A run of records:
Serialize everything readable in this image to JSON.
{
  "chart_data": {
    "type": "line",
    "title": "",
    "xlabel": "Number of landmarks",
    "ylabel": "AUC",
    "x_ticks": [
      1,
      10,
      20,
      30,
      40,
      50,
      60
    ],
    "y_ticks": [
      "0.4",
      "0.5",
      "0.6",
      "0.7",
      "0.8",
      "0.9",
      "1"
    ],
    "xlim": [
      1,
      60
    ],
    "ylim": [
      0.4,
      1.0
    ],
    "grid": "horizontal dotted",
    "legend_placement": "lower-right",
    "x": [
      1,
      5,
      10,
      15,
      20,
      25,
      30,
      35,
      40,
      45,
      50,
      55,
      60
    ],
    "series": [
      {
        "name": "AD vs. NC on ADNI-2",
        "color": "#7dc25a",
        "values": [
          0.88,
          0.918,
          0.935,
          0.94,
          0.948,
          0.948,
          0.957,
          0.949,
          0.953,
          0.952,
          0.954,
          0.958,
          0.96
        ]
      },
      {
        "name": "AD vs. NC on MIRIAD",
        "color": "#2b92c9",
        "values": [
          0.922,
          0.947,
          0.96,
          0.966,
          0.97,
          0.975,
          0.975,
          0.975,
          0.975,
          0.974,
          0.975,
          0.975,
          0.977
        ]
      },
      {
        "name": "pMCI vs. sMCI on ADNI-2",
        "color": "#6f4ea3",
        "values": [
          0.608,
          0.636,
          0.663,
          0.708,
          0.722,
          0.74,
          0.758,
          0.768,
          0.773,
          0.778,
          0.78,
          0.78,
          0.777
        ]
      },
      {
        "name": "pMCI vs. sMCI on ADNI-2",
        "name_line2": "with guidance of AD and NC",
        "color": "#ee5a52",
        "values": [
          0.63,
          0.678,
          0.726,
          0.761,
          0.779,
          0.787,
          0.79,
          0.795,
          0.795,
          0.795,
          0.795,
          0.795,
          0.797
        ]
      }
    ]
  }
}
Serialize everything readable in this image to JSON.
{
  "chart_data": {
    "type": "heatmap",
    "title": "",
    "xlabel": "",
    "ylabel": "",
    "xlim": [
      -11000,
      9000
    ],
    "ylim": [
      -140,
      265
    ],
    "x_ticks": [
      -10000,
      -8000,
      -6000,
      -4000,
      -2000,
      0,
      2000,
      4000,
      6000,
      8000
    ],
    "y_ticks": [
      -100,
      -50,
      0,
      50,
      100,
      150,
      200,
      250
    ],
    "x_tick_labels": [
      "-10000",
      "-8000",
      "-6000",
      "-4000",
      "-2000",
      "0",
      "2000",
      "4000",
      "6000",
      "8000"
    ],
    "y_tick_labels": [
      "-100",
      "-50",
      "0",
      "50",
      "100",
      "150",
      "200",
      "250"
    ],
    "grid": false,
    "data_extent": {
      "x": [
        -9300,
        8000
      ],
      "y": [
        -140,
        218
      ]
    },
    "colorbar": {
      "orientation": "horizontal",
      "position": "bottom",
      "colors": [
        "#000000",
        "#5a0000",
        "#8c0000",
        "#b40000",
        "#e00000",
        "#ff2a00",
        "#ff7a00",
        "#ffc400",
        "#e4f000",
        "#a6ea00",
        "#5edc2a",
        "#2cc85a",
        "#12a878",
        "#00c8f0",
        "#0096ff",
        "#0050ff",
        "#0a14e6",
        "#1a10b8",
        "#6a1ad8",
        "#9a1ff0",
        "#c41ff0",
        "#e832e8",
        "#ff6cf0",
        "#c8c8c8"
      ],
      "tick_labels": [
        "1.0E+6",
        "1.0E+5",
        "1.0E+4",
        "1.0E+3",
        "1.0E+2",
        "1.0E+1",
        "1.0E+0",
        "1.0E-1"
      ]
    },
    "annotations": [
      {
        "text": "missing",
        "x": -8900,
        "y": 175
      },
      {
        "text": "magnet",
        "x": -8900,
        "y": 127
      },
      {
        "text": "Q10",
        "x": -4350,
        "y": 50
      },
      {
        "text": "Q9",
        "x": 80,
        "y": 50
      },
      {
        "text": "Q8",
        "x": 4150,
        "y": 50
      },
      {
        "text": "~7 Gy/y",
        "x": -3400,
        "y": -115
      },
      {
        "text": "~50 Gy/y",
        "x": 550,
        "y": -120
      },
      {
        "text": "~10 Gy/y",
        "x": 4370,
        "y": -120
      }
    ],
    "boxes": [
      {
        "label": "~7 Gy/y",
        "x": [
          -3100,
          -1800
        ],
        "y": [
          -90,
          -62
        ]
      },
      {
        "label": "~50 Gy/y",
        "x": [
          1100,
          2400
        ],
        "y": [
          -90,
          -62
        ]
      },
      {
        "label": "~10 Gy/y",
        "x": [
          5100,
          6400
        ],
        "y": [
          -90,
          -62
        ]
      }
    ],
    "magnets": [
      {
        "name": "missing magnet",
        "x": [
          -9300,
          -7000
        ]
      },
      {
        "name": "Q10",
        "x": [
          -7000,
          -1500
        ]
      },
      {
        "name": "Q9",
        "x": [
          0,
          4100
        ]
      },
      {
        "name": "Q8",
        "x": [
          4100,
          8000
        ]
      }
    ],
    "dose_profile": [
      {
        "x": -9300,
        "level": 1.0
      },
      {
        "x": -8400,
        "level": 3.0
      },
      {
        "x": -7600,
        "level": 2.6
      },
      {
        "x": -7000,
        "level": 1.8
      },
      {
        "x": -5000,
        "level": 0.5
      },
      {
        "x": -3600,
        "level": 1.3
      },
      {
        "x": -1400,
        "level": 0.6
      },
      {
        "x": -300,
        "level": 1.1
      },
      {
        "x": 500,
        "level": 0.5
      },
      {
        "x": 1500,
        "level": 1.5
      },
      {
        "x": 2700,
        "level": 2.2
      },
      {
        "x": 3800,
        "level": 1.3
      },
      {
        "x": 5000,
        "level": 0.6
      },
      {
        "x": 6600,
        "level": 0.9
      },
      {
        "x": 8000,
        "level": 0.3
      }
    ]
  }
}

■ What you have to do ■
Repeat each entry word for word.

■ Complete response ■
Serialize everything readable in this image to JSON.
{
  "chart_data": {
    "type": "line",
    "title": "",
    "xlabel": "Number of landmarks",
    "ylabel": "AUC",
    "x_ticks": [
      1,
      10,
      20,
      30,
      40,
      50,
      60
    ],
    "y_ticks": [
      "0.4",
      "0.5",
      "0.6",
      "0.7",
      "0.8",
      "0.9",
      "1"
    ],
    "xlim": [
      1,
      60
    ],
    "ylim": [
      0.4,
      1.0
    ],
    "grid": "horizontal dotted",
    "legend_placement": "lower-right",
    "x": [
      1,
      5,
      10,
      15,
      20,
      25,
      30,
      35,
      40,
      45,
      50,
      55,
      60
    ],
    "series": [
      {
        "name": "AD vs. NC on ADNI-2",
        "color": "#7dc25a",
        "values": [
          0.88,
          0.918,
          0.935,
          0.94,
          0.948,
          0.948,
          0.957,
          0.949,
          0.953,
          0.952,
          0.954,
          0.958,
          0.96
        ]
      },
      {
        "name": "AD vs. NC on MIRIAD",
        "color": "#2b92c9",
        "values": [
          0.922,
          0.947,
          0.96,
          0.966,
          0.97,
          0.975,
          0.975,
          0.975,
          0.975,
          0.974,
          0.975,
          0.975,
          0.977
        ]
      },
      {
        "name": "pMCI vs. sMCI on ADNI-2",
        "color": "#6f4ea3",
        "values": [
          0.608,
          0.636,
          0.663,
          0.708,
          0.722,
          0.74,
          0.758,
          0.768,
          0.773,
          0.778,
          0.78,
          0.78,
          0.777
        ]
      },
      {
        "name": "pMCI vs. sMCI on ADNI-2",
        "name_line2": "with guidance of AD and NC",
        "color": "#ee5a52",
        "values": [
          0.63,
          0.678,
          0.726,
          0.761,
          0.779,
          0.787,
          0.79,
          0.795,
          0.795,
          0.795,
          0.795,
          0.795,
          0.797
        ]
      }
    ]
  }
}
Serialize everything readable in this image to JSON.
{
  "chart_data": {
    "type": "heatmap",
    "title": "",
    "xlabel": "",
    "ylabel": "",
    "xlim": [
      -11000,
      9000
    ],
    "ylim": [
      -140,
      265
    ],
    "x_ticks": [
      -10000,
      -8000,
      -6000,
      -4000,
      -2000,
      0,
      2000,
      4000,
      6000,
      8000
    ],
    "y_ticks": [
      -100,
      -50,
      0,
      50,
      100,
      150,
      200,
      250
    ],
    "x_tick_labels": [
      "-10000",
      "-8000",
      "-6000",
      "-4000",
      "-2000",
      "0",
      "2000",
      "4000",
      "6000",
      "8000"
    ],
    "y_tick_labels": [
      "-100",
      "-50",
      "0",
      "50",
      "100",
      "150",
      "200",
      "250"
    ],
    "grid": false,
    "data_extent": {
      "x": [
        -9300,
        8000
      ],
      "y": [
        -140,
        218
      ]
    },
    "colorbar": {
      "orientation": "horizontal",
      "position": "bottom",
      "colors": [
        "#000000",
        "#5a0000",
        "#8c0000",
        "#b40000",
        "#e00000",
        "#ff2a00",
        "#ff7a00",
        "#ffc400",
        "#e4f000",
        "#a6ea00",
        "#5edc2a",
        "#2cc85a",
        "#12a878",
        "#00c8f0",
        "#0096ff",
        "#0050ff",
        "#0a14e6",
        "#1a10b8",
        "#6a1ad8",
        "#9a1ff0",
        "#c41ff0",
        "#e832e8",
        "#ff6cf0",
        "#c8c8c8"
      ],
      "tick_labels": [
        "1.0E+6",
        "1.0E+5",
        "1.0E+4",
        "1.0E+3",
        "1.0E+2",
        "1.0E+1",
        "1.0E+0",
        "1.0E-1"
      ]
    },
    "annotations": [
      {
        "text": "missing",
        "x": -8900,
        "y": 175
      },
      {
        "text": "magnet",
        "x": -8900,
        "y": 127
      },
      {
        "text": "Q10",
        "x": -4350,
        "y": 50
      },
      {
        "text": "Q9",
        "x": 80,
        "y": 50
      },
      {
        "text": "Q8",
        "x": 4150,
        "y": 50
      },
      {
        "text": "~7 Gy/y",
        "x": -3400,
        "y": -115
      },
      {
        "text": "~50 Gy/y",
        "x": 550,
        "y": -120
      },
      {
        "text": "~10 Gy/y",
        "x": 4370,
        "y": -120
      }
    ],
    "boxes": [
      {
        "label": "~7 Gy/y",
        "x": [
          -3100,
          -1800
        ],
        "y": [
          -90,
          -62
        ]
      },
      {
        "label": "~50 Gy/y",
        "x": [
          1100,
          2400
        ],
        "y": [
          -90,
          -62
        ]
      },
      {
        "label": "~10 Gy/y",
        "x": [
          5100,
          6400
        ],
        "y": [
          -90,
          -62
        ]
      }
    ],
    "magnets": [
      {
        "name": "missing magnet",
        "x": [
          -9300,
          -7000
        ]
      },
      {
        "name": "Q10",
        "x": [
          -7000,
          -1500
        ]
      },
      {
        "name": "Q9",
        "x": [
          0,
          4100
        ]
      },
      {
        "name": "Q8",
        "x": [
          4100,
          8000
        ]
      }
    ],
    "dose_profile": [
      {
        "x": -9300,
        "level": 1.0
      },
      {
        "x": -8400,
        "level": 3.0
      },
      {
        "x": -7600,
        "level": 2.6
      },
      {
        "x": -7000,
        "level": 1.8
      },
      {
        "x": -5000,
        "level": 0.5
      },
      {
        "x": -3600,
        "level": 1.3
      },
      {
        "x": -1400,
        "level": 0.6
      },
      {
        "x": -300,
        "level": 1.1
      },
      {
        "x": 500,
        "level": 0.5
      },
      {
        "x": 1500,
        "level": 1.5
      },
      {
        "x": 2700,
        "level": 2.2
      },
      {
        "x": 3800,
        "level": 1.3
      },
      {
        "x": 5000,
        "level": 0.6
      },
      {
        "x": 6600,
        "level": 0.9
      },
      {
        "x": 8000,
        "level": 0.3
      }
    ]
  }
}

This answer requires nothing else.